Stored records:
:::

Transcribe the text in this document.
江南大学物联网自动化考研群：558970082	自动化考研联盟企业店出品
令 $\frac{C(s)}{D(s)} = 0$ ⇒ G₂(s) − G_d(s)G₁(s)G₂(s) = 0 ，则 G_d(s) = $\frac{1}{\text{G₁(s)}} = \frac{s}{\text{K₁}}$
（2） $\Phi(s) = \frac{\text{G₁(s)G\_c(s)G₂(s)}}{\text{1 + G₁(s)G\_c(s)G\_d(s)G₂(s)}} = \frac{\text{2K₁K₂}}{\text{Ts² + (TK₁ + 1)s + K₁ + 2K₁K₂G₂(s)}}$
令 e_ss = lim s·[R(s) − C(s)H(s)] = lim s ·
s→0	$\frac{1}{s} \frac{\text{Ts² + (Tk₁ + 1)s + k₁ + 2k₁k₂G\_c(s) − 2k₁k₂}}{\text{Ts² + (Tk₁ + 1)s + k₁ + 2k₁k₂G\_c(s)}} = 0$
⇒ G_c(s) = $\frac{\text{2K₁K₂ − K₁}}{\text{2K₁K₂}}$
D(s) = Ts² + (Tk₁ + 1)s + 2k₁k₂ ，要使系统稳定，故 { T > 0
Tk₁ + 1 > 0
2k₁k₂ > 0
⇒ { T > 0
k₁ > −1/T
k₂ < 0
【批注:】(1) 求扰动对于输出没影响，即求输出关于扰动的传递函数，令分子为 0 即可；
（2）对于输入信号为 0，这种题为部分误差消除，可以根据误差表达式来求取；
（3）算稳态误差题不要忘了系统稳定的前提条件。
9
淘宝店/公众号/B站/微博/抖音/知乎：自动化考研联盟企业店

:::

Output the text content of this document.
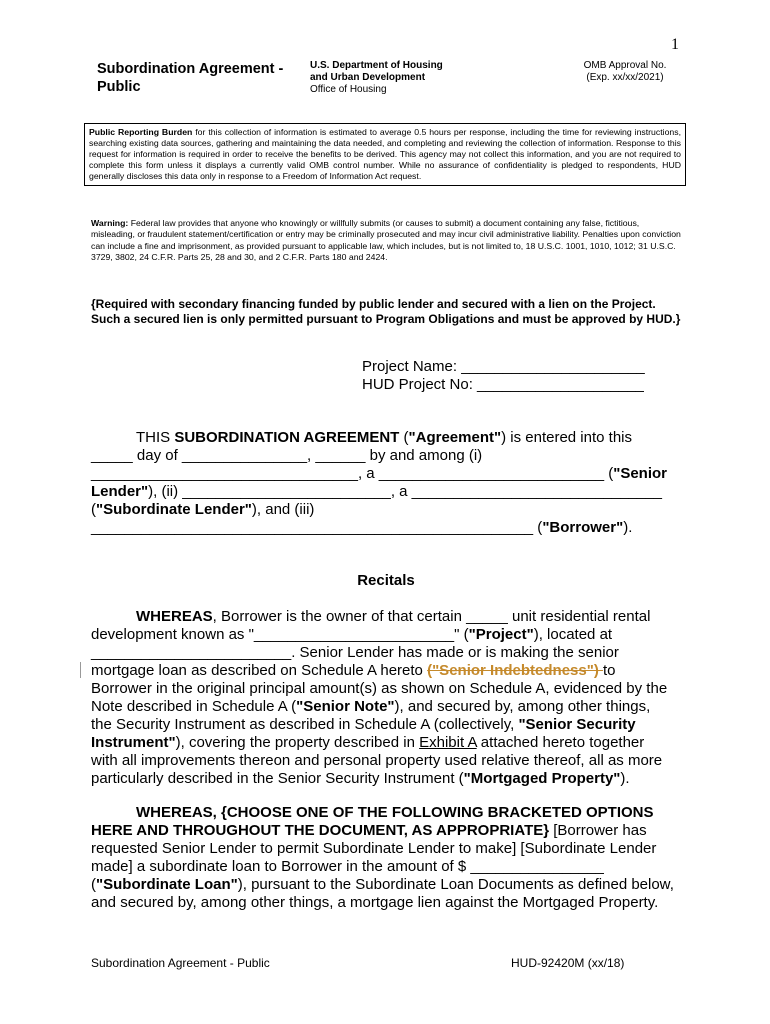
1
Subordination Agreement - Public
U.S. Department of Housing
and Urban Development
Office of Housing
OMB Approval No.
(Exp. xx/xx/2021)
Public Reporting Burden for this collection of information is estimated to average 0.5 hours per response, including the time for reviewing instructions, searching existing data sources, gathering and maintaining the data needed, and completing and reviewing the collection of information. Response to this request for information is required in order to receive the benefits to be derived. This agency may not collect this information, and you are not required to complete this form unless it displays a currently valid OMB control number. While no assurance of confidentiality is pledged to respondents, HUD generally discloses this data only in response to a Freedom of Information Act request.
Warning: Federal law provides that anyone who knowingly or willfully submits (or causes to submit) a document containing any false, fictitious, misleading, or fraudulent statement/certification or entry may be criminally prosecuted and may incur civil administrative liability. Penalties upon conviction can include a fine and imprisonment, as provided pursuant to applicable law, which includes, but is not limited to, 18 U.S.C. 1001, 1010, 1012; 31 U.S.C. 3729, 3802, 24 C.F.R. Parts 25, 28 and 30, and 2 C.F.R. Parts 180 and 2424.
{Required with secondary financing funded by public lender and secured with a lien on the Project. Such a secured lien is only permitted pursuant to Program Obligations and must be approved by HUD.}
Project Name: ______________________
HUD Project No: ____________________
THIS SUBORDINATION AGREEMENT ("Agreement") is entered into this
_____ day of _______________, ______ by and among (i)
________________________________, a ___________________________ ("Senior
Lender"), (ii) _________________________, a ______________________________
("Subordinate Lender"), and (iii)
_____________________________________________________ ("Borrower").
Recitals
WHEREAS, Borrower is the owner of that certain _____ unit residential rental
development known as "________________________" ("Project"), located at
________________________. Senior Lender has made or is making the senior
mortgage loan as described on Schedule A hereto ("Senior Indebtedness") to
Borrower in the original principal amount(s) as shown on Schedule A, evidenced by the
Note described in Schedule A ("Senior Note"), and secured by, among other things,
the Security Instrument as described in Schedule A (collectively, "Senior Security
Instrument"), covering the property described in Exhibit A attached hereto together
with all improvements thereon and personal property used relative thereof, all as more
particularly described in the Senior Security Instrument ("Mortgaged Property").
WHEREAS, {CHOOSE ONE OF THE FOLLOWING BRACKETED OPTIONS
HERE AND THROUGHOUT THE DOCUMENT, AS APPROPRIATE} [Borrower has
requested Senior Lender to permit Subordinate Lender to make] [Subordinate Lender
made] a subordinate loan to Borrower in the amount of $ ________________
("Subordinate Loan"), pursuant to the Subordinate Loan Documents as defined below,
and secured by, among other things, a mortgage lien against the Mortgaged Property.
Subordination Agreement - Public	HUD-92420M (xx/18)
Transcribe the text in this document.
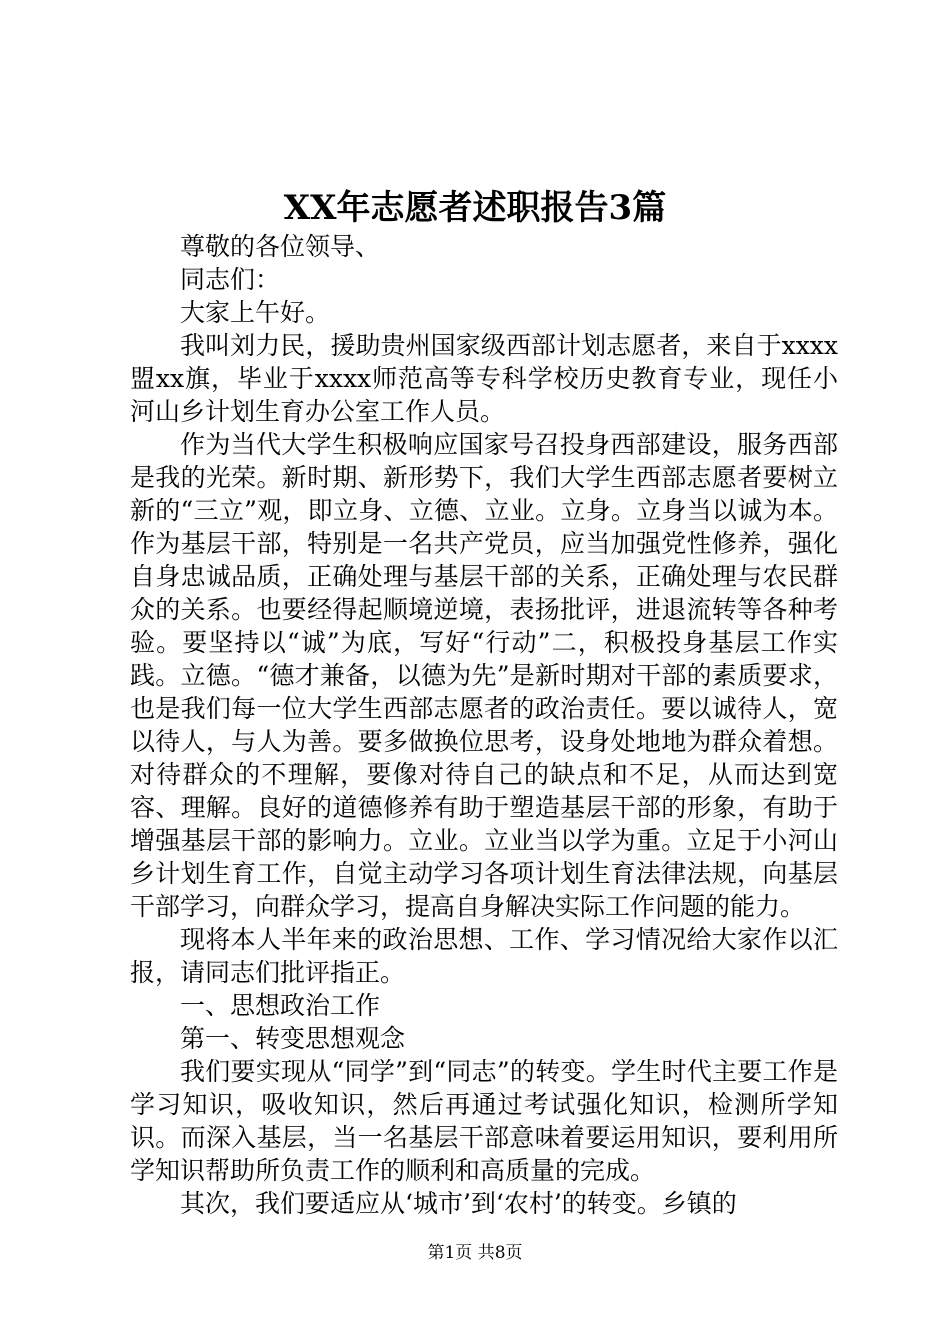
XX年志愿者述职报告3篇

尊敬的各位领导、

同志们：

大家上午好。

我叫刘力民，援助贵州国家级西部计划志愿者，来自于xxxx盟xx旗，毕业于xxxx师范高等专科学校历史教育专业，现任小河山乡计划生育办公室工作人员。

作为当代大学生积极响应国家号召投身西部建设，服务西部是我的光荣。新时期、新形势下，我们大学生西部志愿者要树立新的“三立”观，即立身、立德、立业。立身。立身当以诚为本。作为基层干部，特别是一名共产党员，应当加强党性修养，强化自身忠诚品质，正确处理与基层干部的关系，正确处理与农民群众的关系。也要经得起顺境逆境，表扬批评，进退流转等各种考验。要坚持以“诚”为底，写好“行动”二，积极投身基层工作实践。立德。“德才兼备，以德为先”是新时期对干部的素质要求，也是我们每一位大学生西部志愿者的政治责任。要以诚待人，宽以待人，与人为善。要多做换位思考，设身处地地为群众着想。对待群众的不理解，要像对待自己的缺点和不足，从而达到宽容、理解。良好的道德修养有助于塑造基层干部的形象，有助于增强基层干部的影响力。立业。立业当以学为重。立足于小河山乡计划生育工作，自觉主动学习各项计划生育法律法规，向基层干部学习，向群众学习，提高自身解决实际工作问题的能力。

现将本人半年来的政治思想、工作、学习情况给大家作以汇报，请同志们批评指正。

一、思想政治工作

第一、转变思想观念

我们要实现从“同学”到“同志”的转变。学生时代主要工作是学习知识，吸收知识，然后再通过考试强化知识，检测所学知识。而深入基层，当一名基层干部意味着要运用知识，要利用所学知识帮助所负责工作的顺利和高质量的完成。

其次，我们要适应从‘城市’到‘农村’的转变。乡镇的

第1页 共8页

:::

For each line in the data above that contains the string "with", extract the line.

■ **Solved problem**
{Required with secondary financing funded by public lender and secured with a lien on the Project. Such a secured lien is only permitted pursuant to Program Obligations and must be approved by HUD.}
with all improvements thereon and personal property used relative thereof, all as more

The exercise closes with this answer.